Write out all of the data exactly as it appears.

- - - -

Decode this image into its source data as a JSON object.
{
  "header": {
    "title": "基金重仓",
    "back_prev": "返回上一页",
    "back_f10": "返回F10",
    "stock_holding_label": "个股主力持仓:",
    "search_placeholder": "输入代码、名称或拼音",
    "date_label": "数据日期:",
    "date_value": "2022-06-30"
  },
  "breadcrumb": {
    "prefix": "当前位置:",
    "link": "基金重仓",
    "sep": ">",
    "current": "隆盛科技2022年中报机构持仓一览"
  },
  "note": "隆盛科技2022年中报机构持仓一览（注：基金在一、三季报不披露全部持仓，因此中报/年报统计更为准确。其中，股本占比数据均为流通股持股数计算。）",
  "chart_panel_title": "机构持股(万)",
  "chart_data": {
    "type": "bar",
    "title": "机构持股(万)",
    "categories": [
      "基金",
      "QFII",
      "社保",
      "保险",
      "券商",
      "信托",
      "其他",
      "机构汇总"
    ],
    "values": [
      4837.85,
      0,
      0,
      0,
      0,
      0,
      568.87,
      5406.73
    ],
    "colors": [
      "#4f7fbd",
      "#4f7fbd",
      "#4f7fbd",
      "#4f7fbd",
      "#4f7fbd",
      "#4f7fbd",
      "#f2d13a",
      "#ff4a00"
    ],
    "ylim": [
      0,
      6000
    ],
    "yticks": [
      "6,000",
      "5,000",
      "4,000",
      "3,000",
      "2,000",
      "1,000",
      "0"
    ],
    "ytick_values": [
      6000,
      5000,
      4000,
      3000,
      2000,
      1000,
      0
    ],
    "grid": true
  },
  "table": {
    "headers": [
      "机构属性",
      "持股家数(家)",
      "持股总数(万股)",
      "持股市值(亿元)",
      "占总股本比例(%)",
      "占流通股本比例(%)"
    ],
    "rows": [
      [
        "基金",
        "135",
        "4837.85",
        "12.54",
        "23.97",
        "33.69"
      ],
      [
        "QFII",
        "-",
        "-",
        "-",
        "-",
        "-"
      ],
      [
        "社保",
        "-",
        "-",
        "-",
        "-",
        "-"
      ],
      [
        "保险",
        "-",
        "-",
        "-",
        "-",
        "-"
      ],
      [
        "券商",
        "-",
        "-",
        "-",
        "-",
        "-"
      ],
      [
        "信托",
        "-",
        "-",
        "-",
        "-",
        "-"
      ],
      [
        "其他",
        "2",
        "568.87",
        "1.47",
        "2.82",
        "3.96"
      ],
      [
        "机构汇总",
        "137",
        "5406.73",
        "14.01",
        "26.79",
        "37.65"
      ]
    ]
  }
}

- - - -

Solution to this problem:
Decode this image into its source data as a JSON object.
{
  "header": {
    "title": "基金重仓",
    "back_prev": "返回上一页",
    "back_f10": "返回F10",
    "stock_holding_label": "个股主力持仓:",
    "search_placeholder": "输入代码、名称或拼音",
    "date_label": "数据日期:",
    "date_value": "2022-06-30"
  },
  "breadcrumb": {
    "prefix": "当前位置:",
    "link": "基金重仓",
    "sep": ">",
    "current": "隆盛科技2022年中报机构持仓一览"
  },
  "note": "隆盛科技2022年中报机构持仓一览（注：基金在一、三季报不披露全部持仓，因此中报/年报统计更为准确。其中，股本占比数据均为流通股持股数计算。）",
  "chart_panel_title": "机构持股(万)",
  "chart_data": {
    "type": "bar",
    "title": "机构持股(万)",
    "categories": [
      "基金",
      "QFII",
      "社保",
      "保险",
      "券商",
      "信托",
      "其他",
      "机构汇总"
    ],
    "values": [
      4837.85,
      0,
      0,
      0,
      0,
      0,
      568.87,
      5406.73
    ],
    "colors": [
      "#4f7fbd",
      "#4f7fbd",
      "#4f7fbd",
      "#4f7fbd",
      "#4f7fbd",
      "#4f7fbd",
      "#f2d13a",
      "#ff4a00"
    ],
    "ylim": [
      0,
      6000
    ],
    "yticks": [
      "6,000",
      "5,000",
      "4,000",
      "3,000",
      "2,000",
      "1,000",
      "0"
    ],
    "ytick_values": [
      6000,
      5000,
      4000,
      3000,
      2000,
      1000,
      0
    ],
    "grid": true
  },
  "table": {
    "headers": [
      "机构属性",
      "持股家数(家)",
      "持股总数(万股)",
      "持股市值(亿元)",
      "占总股本比例(%)",
      "占流通股本比例(%)"
    ],
    "rows": [
      [
        "基金",
        "135",
        "4837.85",
        "12.54",
        "23.97",
        "33.69"
      ],
      [
        "QFII",
        "-",
        "-",
        "-",
        "-",
        "-"
      ],
      [
        "社保",
        "-",
        "-",
        "-",
        "-",
        "-"
      ],
      [
        "保险",
        "-",
        "-",
        "-",
        "-",
        "-"
      ],
      [
        "券商",
        "-",
        "-",
        "-",
        "-",
        "-"
      ],
      [
        "信托",
        "-",
        "-",
        "-",
        "-",
        "-"
      ],
      [
        "其他",
        "2",
        "568.87",
        "1.47",
        "2.82",
        "3.96"
      ],
      [
        "机构汇总",
        "137",
        "5406.73",
        "14.01",
        "26.79",
        "37.65"
      ]
    ]
  }
}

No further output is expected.